**EXERCISE BRIEF:**
Below are the records. List every line holding the word "trades".
• • • •
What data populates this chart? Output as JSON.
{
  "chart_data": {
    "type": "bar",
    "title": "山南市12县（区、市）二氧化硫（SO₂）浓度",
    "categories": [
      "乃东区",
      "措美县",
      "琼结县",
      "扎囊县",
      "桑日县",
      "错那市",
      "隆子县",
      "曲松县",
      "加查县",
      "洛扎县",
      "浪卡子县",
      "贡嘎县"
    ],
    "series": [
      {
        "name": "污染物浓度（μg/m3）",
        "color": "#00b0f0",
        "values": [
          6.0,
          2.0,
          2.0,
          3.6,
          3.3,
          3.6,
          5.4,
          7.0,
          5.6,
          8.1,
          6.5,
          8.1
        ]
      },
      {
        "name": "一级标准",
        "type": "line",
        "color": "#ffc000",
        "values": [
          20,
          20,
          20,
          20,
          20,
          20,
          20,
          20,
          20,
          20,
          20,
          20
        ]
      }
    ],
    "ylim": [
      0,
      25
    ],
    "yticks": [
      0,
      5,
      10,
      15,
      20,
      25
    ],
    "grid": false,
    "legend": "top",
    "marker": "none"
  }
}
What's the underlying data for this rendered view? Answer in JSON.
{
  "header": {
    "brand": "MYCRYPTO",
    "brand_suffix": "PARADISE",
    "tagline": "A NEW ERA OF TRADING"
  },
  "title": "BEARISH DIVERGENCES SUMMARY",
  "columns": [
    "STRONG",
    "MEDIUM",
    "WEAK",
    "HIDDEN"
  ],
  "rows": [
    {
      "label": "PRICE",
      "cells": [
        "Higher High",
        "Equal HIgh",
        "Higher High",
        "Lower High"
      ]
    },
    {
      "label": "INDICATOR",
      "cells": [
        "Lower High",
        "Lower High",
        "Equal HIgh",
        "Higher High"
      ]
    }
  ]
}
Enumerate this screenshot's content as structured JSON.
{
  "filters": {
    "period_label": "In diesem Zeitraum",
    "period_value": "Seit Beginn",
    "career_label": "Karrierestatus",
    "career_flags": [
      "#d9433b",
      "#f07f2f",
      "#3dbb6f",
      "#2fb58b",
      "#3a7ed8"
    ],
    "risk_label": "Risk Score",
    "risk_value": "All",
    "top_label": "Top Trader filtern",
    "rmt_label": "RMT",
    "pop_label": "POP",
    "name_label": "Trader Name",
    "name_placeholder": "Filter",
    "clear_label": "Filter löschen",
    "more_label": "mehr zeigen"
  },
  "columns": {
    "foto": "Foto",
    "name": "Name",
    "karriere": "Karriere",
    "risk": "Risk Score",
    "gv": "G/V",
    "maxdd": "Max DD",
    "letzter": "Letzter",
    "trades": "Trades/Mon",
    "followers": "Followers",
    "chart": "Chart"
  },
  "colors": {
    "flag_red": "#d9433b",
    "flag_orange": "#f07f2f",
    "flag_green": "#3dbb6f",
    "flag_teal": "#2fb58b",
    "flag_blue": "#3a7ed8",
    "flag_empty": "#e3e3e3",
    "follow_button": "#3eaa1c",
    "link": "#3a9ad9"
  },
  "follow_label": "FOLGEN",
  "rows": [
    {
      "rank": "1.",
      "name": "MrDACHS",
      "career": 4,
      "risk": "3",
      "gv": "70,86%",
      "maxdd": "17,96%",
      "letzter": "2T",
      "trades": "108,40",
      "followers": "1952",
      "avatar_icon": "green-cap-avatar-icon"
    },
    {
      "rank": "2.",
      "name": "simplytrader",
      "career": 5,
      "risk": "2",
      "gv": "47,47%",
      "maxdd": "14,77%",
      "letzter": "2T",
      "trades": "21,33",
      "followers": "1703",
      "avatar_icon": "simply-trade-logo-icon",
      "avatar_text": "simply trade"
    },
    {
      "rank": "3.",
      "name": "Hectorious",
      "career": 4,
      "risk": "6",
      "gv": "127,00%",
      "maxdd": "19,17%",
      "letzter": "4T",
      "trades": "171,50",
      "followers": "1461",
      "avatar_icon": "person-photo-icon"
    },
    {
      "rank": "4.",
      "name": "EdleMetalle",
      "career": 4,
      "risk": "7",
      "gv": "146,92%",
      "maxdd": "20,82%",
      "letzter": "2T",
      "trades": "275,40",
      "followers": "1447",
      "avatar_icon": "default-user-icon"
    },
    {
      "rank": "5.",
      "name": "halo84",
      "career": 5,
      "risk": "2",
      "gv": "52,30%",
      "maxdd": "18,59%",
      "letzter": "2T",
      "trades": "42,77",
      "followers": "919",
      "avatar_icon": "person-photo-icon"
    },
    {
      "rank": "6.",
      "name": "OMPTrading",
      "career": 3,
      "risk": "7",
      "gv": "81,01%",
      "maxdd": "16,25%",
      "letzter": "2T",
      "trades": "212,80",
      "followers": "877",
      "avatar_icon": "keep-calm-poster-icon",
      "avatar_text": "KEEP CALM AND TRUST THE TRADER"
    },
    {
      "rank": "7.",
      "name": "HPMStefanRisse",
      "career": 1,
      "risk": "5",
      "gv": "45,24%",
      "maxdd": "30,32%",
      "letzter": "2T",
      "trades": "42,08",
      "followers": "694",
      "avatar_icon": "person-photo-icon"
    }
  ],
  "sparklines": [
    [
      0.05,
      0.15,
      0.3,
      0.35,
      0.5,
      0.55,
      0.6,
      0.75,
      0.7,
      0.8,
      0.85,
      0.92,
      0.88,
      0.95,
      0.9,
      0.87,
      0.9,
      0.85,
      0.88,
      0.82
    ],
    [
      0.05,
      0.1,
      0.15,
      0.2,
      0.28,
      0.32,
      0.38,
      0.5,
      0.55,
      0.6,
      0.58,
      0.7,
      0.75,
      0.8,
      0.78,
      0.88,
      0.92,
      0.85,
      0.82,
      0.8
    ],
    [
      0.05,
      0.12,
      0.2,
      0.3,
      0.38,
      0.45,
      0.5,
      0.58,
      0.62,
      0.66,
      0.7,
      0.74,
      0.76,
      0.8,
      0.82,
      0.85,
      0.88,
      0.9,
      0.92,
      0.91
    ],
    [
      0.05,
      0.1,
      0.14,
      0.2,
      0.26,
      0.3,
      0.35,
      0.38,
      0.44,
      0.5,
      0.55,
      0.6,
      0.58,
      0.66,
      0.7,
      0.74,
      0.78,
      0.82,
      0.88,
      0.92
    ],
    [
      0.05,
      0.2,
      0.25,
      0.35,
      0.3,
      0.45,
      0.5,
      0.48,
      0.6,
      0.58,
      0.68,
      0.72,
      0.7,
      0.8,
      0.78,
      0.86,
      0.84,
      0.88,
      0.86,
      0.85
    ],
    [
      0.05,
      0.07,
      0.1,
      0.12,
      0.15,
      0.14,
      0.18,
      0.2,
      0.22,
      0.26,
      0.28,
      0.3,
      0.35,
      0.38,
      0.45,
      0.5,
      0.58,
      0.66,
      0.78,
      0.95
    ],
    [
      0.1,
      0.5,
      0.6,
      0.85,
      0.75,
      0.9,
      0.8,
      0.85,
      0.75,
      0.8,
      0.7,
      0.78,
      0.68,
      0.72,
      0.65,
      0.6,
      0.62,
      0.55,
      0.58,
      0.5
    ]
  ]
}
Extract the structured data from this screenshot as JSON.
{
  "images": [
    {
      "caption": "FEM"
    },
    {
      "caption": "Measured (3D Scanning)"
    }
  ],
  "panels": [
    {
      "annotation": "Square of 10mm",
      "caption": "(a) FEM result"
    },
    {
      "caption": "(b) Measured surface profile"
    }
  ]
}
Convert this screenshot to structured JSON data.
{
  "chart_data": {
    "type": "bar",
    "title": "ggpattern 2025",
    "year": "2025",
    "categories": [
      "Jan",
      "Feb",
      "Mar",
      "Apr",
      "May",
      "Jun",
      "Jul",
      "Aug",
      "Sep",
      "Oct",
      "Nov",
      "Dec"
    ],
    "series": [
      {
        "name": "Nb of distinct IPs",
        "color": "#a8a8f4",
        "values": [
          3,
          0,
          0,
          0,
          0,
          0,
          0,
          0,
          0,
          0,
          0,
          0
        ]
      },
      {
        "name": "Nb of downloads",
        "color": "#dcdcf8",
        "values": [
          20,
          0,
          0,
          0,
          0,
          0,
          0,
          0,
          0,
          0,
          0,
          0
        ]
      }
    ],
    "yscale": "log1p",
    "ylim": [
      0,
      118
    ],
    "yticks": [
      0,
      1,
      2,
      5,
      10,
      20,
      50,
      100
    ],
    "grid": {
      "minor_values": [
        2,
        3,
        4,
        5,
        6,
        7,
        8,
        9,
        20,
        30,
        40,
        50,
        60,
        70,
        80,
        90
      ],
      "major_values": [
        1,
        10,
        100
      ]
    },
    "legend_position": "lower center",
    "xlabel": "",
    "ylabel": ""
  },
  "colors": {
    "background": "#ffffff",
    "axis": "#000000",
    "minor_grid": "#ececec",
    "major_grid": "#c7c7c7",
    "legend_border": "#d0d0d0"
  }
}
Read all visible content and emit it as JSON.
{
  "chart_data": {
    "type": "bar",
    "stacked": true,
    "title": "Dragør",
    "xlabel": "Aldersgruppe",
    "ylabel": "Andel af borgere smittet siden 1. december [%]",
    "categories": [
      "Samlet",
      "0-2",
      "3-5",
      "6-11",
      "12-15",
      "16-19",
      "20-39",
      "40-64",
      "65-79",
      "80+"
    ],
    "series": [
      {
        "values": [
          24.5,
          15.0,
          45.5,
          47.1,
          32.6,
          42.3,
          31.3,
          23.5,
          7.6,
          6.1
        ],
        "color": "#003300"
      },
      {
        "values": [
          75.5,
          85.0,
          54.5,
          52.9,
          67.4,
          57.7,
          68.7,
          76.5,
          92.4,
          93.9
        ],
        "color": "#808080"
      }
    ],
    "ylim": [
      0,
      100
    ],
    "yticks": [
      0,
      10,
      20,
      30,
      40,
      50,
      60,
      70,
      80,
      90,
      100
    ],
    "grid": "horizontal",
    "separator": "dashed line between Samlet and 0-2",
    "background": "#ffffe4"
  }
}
• • • •
**RESPONSE FOR THIS EXERCISE:**
    "trades": "Trades/Mon",
      "trades": "108,40",
      "trades": "21,33",
      "trades": "171,50",
      "trades": "275,40",
      "trades": "42,77",
      "trades": "212,80",
      "trades": "42,08",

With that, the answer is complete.